[EXTRAIT DE PAGE]
⁂

Chronique : Monoloc – The Untold Way

Chronique : Monoloc – The Untold Way

Un premier album reste toujours un rite de passage assez important dans le monde des EPs de la musique électronique. Monoloc a réussi l’étape avec les honneurs en proposant sa vision de la techno avec une profondeur et une justesse rarement égalée.

 

Monoloc a toujours su s’entourer. En plus de son talent indéniable, c’est une de ses forces. Proche des pontes de la musique électronique actuel comme Tale of Us ou Dixon (coucou le nouveau classement Resident Advisor), le producteur de Francfort a également créé des liens avec Rodhad. Ce qui lui a permis d’être le tout premier artiste à sortir un album long-format sur le label Dystopian, rien que ça.

 

Avec « The Untold Way », Monoloc explore les facettes de la techno qu’on lui connaît déjà, mais il va plus loin dans l’esthétisme du son. Prenant le parti (finalement logique pour un LP) de se débarrasser des contraintes d’efficacité sur les dancefloors. On se retrouve ainsi avec un album empreint d’un énorme potentiel ambient et qui peut même se révéler un brin difficile d’accès au premier abord. Passé cette micro-barrière, toute la finesse de la production de Monoloc se niche dans les douze titres du LP.

⁂

[CONTENU DES DONNÉES]
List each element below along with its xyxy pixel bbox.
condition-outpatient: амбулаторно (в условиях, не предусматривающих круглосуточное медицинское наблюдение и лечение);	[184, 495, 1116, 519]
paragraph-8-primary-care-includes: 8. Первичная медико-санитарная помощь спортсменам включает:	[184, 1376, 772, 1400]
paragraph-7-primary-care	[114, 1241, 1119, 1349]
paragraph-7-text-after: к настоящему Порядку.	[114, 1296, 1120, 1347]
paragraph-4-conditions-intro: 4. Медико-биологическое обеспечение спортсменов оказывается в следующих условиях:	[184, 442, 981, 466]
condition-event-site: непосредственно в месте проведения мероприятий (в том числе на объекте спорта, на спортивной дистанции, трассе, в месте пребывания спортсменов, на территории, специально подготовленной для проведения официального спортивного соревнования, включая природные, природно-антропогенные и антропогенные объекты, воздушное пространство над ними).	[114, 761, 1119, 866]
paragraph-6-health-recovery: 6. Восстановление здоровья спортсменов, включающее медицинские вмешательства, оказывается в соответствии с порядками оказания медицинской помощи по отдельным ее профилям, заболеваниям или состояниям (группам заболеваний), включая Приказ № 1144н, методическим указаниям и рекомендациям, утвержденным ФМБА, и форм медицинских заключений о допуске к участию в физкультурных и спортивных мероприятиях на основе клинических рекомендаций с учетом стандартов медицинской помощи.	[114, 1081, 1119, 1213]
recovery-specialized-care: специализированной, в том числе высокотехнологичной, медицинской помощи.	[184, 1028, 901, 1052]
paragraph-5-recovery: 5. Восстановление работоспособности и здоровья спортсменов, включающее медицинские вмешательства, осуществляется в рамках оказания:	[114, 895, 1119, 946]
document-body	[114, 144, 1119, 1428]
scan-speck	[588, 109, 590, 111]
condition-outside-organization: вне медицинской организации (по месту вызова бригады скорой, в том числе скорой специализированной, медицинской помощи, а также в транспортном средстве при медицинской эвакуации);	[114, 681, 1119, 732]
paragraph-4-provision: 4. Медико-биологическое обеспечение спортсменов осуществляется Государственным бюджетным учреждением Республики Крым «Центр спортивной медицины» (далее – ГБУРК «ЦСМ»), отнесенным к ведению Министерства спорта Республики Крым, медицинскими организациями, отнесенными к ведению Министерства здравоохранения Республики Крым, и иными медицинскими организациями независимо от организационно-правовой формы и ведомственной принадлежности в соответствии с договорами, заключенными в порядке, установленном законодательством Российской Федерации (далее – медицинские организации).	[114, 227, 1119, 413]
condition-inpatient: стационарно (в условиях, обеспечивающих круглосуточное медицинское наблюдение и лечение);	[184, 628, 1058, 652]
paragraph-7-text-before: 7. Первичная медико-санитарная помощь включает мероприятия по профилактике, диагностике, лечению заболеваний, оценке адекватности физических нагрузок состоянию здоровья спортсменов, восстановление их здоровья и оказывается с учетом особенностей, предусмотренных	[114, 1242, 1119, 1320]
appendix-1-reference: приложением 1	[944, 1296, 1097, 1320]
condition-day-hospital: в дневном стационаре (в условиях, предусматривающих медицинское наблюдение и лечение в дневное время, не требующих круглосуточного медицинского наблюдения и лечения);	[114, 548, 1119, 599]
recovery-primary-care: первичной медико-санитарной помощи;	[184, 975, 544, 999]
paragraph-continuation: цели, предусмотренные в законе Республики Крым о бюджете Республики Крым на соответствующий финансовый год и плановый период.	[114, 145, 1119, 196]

⁂

[TRAVAIL À FAIRE]
a) Recopiez le passage de la chronique qui s'ouvre sur les mots contenant « Un premier album » et se clôt sur « justesse rarement égalée. ».
b) Résumez en deux phrases la chronique de l'album « The Untold Way ».
Les lignes n'ont aucun rapport avec l'extrait de page.

[CORRIGÉS]
a)
Un premier album reste toujours un rite de passage assez important dans le monde des EPs de la musique électronique. Monoloc a réussi l’étape avec les honneurs en proposant sa vision de la techno avec une profondeur et une justesse rarement égalée.

b) Avec « The Untold Way », premier album du producteur de Francfort Monoloc et tout premier album long-format publié sur le label Dystopian, l'artiste réussit son rite de passage en proposant une techno d'une profondeur et d'une justesse rarement égalées. Libéré des contraintes d'efficacité sur les dancefloors, l'album mise sur l'esthétisme du son et un fort potentiel ambient qui peut le rendre un peu difficile d'accès au premier abord, mais ses douze titres révèlent toute la finesse de sa production.